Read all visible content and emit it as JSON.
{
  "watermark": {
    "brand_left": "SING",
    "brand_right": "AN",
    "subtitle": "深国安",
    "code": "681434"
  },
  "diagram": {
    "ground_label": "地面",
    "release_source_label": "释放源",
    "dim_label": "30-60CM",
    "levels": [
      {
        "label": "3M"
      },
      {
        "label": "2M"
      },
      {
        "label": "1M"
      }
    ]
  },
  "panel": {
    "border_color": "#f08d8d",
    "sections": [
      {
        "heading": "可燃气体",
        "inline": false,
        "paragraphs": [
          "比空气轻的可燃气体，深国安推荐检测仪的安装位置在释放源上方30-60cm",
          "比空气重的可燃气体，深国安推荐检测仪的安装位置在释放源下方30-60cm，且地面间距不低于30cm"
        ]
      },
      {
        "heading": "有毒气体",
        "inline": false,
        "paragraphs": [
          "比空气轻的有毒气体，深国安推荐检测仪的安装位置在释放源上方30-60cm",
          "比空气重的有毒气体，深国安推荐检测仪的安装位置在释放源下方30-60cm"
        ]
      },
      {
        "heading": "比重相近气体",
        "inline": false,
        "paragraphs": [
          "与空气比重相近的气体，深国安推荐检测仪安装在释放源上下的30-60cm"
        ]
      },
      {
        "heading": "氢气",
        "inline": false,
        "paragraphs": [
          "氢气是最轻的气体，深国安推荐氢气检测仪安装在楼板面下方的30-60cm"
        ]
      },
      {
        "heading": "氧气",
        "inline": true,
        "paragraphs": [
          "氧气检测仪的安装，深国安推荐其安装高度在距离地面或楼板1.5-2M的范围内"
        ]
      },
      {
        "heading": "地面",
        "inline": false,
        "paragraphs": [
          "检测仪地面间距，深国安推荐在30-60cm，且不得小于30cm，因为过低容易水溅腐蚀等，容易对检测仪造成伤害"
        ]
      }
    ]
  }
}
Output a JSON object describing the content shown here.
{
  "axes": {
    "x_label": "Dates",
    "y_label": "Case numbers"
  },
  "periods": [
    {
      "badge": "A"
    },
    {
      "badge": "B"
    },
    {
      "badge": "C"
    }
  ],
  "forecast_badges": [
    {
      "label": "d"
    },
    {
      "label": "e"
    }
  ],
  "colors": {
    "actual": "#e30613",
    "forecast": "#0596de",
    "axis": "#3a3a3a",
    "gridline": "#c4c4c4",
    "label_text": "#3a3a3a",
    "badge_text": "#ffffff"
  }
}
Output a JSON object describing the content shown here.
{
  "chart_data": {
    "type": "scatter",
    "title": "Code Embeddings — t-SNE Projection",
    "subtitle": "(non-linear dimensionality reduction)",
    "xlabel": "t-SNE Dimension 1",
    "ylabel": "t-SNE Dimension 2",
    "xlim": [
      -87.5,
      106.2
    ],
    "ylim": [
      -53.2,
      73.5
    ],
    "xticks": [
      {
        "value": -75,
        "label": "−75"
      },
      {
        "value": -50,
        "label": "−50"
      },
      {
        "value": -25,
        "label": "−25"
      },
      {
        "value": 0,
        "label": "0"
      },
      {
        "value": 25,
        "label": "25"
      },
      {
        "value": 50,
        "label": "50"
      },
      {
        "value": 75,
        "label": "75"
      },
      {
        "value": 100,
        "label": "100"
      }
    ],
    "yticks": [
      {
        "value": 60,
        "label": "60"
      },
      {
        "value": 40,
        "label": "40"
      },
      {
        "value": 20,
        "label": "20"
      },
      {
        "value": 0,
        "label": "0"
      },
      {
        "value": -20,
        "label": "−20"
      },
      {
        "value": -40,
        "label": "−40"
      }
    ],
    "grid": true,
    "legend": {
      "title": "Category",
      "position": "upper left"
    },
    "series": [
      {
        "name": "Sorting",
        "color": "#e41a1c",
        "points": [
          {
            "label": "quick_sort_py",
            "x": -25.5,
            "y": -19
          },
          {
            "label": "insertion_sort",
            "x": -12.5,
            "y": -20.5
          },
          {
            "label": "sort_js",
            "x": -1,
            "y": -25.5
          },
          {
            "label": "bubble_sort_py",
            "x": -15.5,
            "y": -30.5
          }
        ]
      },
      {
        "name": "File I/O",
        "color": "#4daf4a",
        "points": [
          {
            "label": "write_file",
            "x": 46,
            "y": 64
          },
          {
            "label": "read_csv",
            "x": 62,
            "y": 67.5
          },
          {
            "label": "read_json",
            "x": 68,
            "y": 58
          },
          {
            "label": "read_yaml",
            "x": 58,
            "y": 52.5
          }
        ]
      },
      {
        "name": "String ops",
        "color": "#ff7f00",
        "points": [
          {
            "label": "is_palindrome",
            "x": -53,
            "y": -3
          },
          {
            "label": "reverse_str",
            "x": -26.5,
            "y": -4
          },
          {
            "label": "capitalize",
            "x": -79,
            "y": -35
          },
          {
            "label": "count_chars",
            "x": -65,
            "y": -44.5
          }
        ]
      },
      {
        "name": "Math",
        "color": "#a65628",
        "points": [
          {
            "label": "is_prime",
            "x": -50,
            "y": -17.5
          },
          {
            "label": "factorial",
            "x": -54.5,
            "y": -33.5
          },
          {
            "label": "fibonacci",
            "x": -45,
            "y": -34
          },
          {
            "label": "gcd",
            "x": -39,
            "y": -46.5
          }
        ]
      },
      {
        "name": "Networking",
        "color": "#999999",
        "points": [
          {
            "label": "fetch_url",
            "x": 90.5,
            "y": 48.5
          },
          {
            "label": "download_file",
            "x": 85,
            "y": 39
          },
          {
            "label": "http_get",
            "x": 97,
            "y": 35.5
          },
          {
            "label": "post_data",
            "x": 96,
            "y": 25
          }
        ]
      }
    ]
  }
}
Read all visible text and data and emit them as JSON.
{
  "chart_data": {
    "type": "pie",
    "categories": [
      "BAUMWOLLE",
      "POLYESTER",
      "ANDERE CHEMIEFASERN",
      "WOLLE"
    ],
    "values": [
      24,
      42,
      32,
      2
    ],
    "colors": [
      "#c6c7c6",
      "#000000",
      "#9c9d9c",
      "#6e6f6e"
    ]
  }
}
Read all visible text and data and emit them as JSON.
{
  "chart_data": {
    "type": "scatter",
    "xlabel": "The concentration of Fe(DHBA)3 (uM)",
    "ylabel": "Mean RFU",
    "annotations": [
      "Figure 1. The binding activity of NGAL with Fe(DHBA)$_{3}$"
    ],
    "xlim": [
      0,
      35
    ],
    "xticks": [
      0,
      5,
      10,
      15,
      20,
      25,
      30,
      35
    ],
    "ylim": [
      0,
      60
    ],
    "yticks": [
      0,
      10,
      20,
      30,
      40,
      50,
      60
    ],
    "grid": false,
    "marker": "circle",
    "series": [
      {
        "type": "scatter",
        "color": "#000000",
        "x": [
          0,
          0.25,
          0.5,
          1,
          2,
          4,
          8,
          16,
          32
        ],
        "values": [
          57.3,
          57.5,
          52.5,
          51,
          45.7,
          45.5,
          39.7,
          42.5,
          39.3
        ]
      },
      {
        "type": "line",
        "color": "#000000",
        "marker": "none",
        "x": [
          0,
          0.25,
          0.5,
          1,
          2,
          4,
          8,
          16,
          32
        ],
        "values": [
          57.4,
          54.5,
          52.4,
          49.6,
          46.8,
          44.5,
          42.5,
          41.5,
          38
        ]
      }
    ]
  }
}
━━━━
Work to complete => Give all the records again. Match them exactly.

Task answer =>
Read all visible content and emit it as JSON.
{
  "watermark": {
    "brand_left": "SING",
    "brand_right": "AN",
    "subtitle": "深国安",
    "code": "681434"
  },
  "diagram": {
    "ground_label": "地面",
    "release_source_label": "释放源",
    "dim_label": "30-60CM",
    "levels": [
      {
        "label": "3M"
      },
      {
        "label": "2M"
      },
      {
        "label": "1M"
      }
    ]
  },
  "panel": {
    "border_color": "#f08d8d",
    "sections": [
      {
        "heading": "可燃气体",
        "inline": false,
        "paragraphs": [
          "比空气轻的可燃气体，深国安推荐检测仪的安装位置在释放源上方30-60cm",
          "比空气重的可燃气体，深国安推荐检测仪的安装位置在释放源下方30-60cm，且地面间距不低于30cm"
        ]
      },
      {
        "heading": "有毒气体",
        "inline": false,
        "paragraphs": [
          "比空气轻的有毒气体，深国安推荐检测仪的安装位置在释放源上方30-60cm",
          "比空气重的有毒气体，深国安推荐检测仪的安装位置在释放源下方30-60cm"
        ]
      },
      {
        "heading": "比重相近气体",
        "inline": false,
        "paragraphs": [
          "与空气比重相近的气体，深国安推荐检测仪安装在释放源上下的30-60cm"
        ]
      },
      {
        "heading": "氢气",
        "inline": false,
        "paragraphs": [
          "氢气是最轻的气体，深国安推荐氢气检测仪安装在楼板面下方的30-60cm"
        ]
      },
      {
        "heading": "氧气",
        "inline": true,
        "paragraphs": [
          "氧气检测仪的安装，深国安推荐其安装高度在距离地面或楼板1.5-2M的范围内"
        ]
      },
      {
        "heading": "地面",
        "inline": false,
        "paragraphs": [
          "检测仪地面间距，深国安推荐在30-60cm，且不得小于30cm，因为过低容易水溅腐蚀等，容易对检测仪造成伤害"
        ]
      }
    ]
  }
}
Output a JSON object describing the content shown here.
{
  "axes": {
    "x_label": "Dates",
    "y_label": "Case numbers"
  },
  "periods": [
    {
      "badge": "A"
    },
    {
      "badge": "B"
    },
    {
      "badge": "C"
    }
  ],
  "forecast_badges": [
    {
      "label": "d"
    },
    {
      "label": "e"
    }
  ],
  "colors": {
    "actual": "#e30613",
    "forecast": "#0596de",
    "axis": "#3a3a3a",
    "gridline": "#c4c4c4",
    "label_text": "#3a3a3a",
    "badge_text": "#ffffff"
  }
}
Output a JSON object describing the content shown here.
{
  "chart_data": {
    "type": "scatter",
    "title": "Code Embeddings — t-SNE Projection",
    "subtitle": "(non-linear dimensionality reduction)",
    "xlabel": "t-SNE Dimension 1",
    "ylabel": "t-SNE Dimension 2",
    "xlim": [
      -87.5,
      106.2
    ],
    "ylim": [
      -53.2,
      73.5
    ],
    "xticks": [
      {
        "value": -75,
        "label": "−75"
      },
      {
        "value": -50,
        "label": "−50"
      },
      {
        "value": -25,
        "label": "−25"
      },
      {
        "value": 0,
        "label": "0"
      },
      {
        "value": 25,
        "label": "25"
      },
      {
        "value": 50,
        "label": "50"
      },
      {
        "value": 75,
        "label": "75"
      },
      {
        "value": 100,
        "label": "100"
      }
    ],
    "yticks": [
      {
        "value": 60,
        "label": "60"
      },
      {
        "value": 40,
        "label": "40"
      },
      {
        "value": 20,
        "label": "20"
      },
      {
        "value": 0,
        "label": "0"
      },
      {
        "value": -20,
        "label": "−20"
      },
      {
        "value": -40,
        "label": "−40"
      }
    ],
    "grid": true,
    "legend": {
      "title": "Category",
      "position": "upper left"
    },
    "series": [
      {
        "name": "Sorting",
        "color": "#e41a1c",
        "points": [
          {
            "label": "quick_sort_py",
            "x": -25.5,
            "y": -19
          },
          {
            "label": "insertion_sort",
            "x": -12.5,
            "y": -20.5
          },
          {
            "label": "sort_js",
            "x": -1,
            "y": -25.5
          },
          {
            "label": "bubble_sort_py",
            "x": -15.5,
            "y": -30.5
          }
        ]
      },
      {
        "name": "File I/O",
        "color": "#4daf4a",
        "points": [
          {
            "label": "write_file",
            "x": 46,
            "y": 64
          },
          {
            "label": "read_csv",
            "x": 62,
            "y": 67.5
          },
          {
            "label": "read_json",
            "x": 68,
            "y": 58
          },
          {
            "label": "read_yaml",
            "x": 58,
            "y": 52.5
          }
        ]
      },
      {
        "name": "String ops",
        "color": "#ff7f00",
        "points": [
          {
            "label": "is_palindrome",
            "x": -53,
            "y": -3
          },
          {
            "label": "reverse_str",
            "x": -26.5,
            "y": -4
          },
          {
            "label": "capitalize",
            "x": -79,
            "y": -35
          },
          {
            "label": "count_chars",
            "x": -65,
            "y": -44.5
          }
        ]
      },
      {
        "name": "Math",
        "color": "#a65628",
        "points": [
          {
            "label": "is_prime",
            "x": -50,
            "y": -17.5
          },
          {
            "label": "factorial",
            "x": -54.5,
            "y": -33.5
          },
          {
            "label": "fibonacci",
            "x": -45,
            "y": -34
          },
          {
            "label": "gcd",
            "x": -39,
            "y": -46.5
          }
        ]
      },
      {
        "name": "Networking",
        "color": "#999999",
        "points": [
          {
            "label": "fetch_url",
            "x": 90.5,
            "y": 48.5
          },
          {
            "label": "download_file",
            "x": 85,
            "y": 39
          },
          {
            "label": "http_get",
            "x": 97,
            "y": 35.5
          },
          {
            "label": "post_data",
            "x": 96,
            "y": 25
          }
        ]
      }
    ]
  }
}
Read all visible text and data and emit them as JSON.
{
  "chart_data": {
    "type": "pie",
    "categories": [
      "BAUMWOLLE",
      "POLYESTER",
      "ANDERE CHEMIEFASERN",
      "WOLLE"
    ],
    "values": [
      24,
      42,
      32,
      2
    ],
    "colors": [
      "#c6c7c6",
      "#000000",
      "#9c9d9c",
      "#6e6f6e"
    ]
  }
}
Read all visible text and data and emit them as JSON.
{
  "chart_data": {
    "type": "scatter",
    "xlabel": "The concentration of Fe(DHBA)3 (uM)",
    "ylabel": "Mean RFU",
    "annotations": [
      "Figure 1. The binding activity of NGAL with Fe(DHBA)$_{3}$"
    ],
    "xlim": [
      0,
      35
    ],
    "xticks": [
      0,
      5,
      10,
      15,
      20,
      25,
      30,
      35
    ],
    "ylim": [
      0,
      60
    ],
    "yticks": [
      0,
      10,
      20,
      30,
      40,
      50,
      60
    ],
    "grid": false,
    "marker": "circle",
    "series": [
      {
        "type": "scatter",
        "color": "#000000",
        "x": [
          0,
          0.25,
          0.5,
          1,
          2,
          4,
          8,
          16,
          32
        ],
        "values": [
          57.3,
          57.5,
          52.5,
          51,
          45.7,
          45.5,
          39.7,
          42.5,
          39.3
        ]
      },
      {
        "type": "line",
        "color": "#000000",
        "marker": "none",
        "x": [
          0,
          0.25,
          0.5,
          1,
          2,
          4,
          8,
          16,
          32
        ],
        "values": [
          57.4,
          54.5,
          52.4,
          49.6,
          46.8,
          44.5,
          42.5,
          41.5,
          38
        ]
      }
    ]
  }
}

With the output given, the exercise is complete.